--- BEGIN Data provided ---
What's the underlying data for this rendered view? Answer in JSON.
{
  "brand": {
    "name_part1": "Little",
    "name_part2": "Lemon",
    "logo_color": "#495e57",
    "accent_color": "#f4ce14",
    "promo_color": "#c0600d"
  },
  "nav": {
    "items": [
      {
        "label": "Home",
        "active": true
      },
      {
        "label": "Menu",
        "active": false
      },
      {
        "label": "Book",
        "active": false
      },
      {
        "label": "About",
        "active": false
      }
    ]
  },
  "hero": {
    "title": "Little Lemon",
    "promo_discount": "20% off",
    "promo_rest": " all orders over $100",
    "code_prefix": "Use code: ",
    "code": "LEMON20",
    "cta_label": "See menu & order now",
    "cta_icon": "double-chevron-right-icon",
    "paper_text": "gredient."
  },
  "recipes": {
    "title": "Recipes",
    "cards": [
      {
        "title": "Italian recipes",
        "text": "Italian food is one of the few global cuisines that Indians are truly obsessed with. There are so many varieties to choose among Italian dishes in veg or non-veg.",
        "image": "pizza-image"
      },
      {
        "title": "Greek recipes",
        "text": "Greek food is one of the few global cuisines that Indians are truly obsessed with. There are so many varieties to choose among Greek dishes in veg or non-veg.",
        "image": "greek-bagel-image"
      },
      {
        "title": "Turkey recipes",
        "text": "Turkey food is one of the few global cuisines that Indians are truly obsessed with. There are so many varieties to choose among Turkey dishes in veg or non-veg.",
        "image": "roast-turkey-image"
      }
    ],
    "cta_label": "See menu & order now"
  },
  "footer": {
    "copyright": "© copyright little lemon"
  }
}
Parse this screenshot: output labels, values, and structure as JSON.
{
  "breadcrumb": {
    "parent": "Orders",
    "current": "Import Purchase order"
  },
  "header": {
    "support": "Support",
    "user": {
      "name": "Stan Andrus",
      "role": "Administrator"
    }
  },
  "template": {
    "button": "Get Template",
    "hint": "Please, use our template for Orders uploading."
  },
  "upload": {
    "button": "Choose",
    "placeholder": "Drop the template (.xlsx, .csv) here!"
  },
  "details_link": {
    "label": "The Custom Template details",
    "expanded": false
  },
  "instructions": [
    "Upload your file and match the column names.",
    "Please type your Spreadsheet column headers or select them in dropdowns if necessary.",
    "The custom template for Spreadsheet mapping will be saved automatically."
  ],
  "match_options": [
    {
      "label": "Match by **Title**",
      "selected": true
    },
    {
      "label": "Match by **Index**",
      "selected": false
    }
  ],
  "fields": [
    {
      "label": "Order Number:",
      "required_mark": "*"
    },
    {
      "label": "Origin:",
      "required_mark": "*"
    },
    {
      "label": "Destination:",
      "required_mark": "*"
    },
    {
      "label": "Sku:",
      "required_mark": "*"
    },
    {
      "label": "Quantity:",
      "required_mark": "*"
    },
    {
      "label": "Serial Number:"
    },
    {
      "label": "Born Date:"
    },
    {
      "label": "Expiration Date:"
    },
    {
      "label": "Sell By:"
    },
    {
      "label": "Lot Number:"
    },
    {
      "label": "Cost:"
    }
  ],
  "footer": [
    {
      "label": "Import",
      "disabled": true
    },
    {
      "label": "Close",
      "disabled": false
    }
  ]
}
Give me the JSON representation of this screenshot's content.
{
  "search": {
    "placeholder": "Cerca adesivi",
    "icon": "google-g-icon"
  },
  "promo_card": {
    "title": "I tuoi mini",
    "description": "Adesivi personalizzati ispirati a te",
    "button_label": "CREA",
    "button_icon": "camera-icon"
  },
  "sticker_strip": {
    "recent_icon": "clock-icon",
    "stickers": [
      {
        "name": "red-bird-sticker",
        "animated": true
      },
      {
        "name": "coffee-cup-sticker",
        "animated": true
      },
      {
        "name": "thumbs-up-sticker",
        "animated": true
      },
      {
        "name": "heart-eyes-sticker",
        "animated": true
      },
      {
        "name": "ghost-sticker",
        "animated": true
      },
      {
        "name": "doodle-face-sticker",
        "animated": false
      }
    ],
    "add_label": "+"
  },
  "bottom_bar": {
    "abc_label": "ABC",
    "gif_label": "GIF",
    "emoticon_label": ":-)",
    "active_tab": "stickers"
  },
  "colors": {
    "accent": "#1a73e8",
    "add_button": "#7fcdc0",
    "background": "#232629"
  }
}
--- END Data provided ---
> **Problem**
Extract the complete set of records unchanged.

> **Task solution**
What's the underlying data for this rendered view? Answer in JSON.
{
  "brand": {
    "name_part1": "Little",
    "name_part2": "Lemon",
    "logo_color": "#495e57",
    "accent_color": "#f4ce14",
    "promo_color": "#c0600d"
  },
  "nav": {
    "items": [
      {
        "label": "Home",
        "active": true
      },
      {
        "label": "Menu",
        "active": false
      },
      {
        "label": "Book",
        "active": false
      },
      {
        "label": "About",
        "active": false
      }
    ]
  },
  "hero": {
    "title": "Little Lemon",
    "promo_discount": "20% off",
    "promo_rest": " all orders over $100",
    "code_prefix": "Use code: ",
    "code": "LEMON20",
    "cta_label": "See menu & order now",
    "cta_icon": "double-chevron-right-icon",
    "paper_text": "gredient."
  },
  "recipes": {
    "title": "Recipes",
    "cards": [
      {
        "title": "Italian recipes",
        "text": "Italian food is one of the few global cuisines that Indians are truly obsessed with. There are so many varieties to choose among Italian dishes in veg or non-veg.",
        "image": "pizza-image"
      },
      {
        "title": "Greek recipes",
        "text": "Greek food is one of the few global cuisines that Indians are truly obsessed with. There are so many varieties to choose among Greek dishes in veg or non-veg.",
        "image": "greek-bagel-image"
      },
      {
        "title": "Turkey recipes",
        "text": "Turkey food is one of the few global cuisines that Indians are truly obsessed with. There are so many varieties to choose among Turkey dishes in veg or non-veg.",
        "image": "roast-turkey-image"
      }
    ],
    "cta_label": "See menu & order now"
  },
  "footer": {
    "copyright": "© copyright little lemon"
  }
}
Parse this screenshot: output labels, values, and structure as JSON.
{
  "breadcrumb": {
    "parent": "Orders",
    "current": "Import Purchase order"
  },
  "header": {
    "support": "Support",
    "user": {
      "name": "Stan Andrus",
      "role": "Administrator"
    }
  },
  "template": {
    "button": "Get Template",
    "hint": "Please, use our template for Orders uploading."
  },
  "upload": {
    "button": "Choose",
    "placeholder": "Drop the template (.xlsx, .csv) here!"
  },
  "details_link": {
    "label": "The Custom Template details",
    "expanded": false
  },
  "instructions": [
    "Upload your file and match the column names.",
    "Please type your Spreadsheet column headers or select them in dropdowns if necessary.",
    "The custom template for Spreadsheet mapping will be saved automatically."
  ],
  "match_options": [
    {
      "label": "Match by **Title**",
      "selected": true
    },
    {
      "label": "Match by **Index**",
      "selected": false
    }
  ],
  "fields": [
    {
      "label": "Order Number:",
      "required_mark": "*"
    },
    {
      "label": "Origin:",
      "required_mark": "*"
    },
    {
      "label": "Destination:",
      "required_mark": "*"
    },
    {
      "label": "Sku:",
      "required_mark": "*"
    },
    {
      "label": "Quantity:",
      "required_mark": "*"
    },
    {
      "label": "Serial Number:"
    },
    {
      "label": "Born Date:"
    },
    {
      "label": "Expiration Date:"
    },
    {
      "label": "Sell By:"
    },
    {
      "label": "Lot Number:"
    },
    {
      "label": "Cost:"
    }
  ],
  "footer": [
    {
      "label": "Import",
      "disabled": true
    },
    {
      "label": "Close",
      "disabled": false
    }
  ]
}
Give me the JSON representation of this screenshot's content.
{
  "search": {
    "placeholder": "Cerca adesivi",
    "icon": "google-g-icon"
  },
  "promo_card": {
    "title": "I tuoi mini",
    "description": "Adesivi personalizzati ispirati a te",
    "button_label": "CREA",
    "button_icon": "camera-icon"
  },
  "sticker_strip": {
    "recent_icon": "clock-icon",
    "stickers": [
      {
        "name": "red-bird-sticker",
        "animated": true
      },
      {
        "name": "coffee-cup-sticker",
        "animated": true
      },
      {
        "name": "thumbs-up-sticker",
        "animated": true
      },
      {
        "name": "heart-eyes-sticker",
        "animated": true
      },
      {
        "name": "ghost-sticker",
        "animated": true
      },
      {
        "name": "doodle-face-sticker",
        "animated": false
      }
    ],
    "add_label": "+"
  },
  "bottom_bar": {
    "abc_label": "ABC",
    "gif_label": "GIF",
    "emoticon_label": ":-)",
    "active_tab": "stickers"
  },
  "colors": {
    "accent": "#1a73e8",
    "add_button": "#7fcdc0",
    "background": "#232629"
  }
}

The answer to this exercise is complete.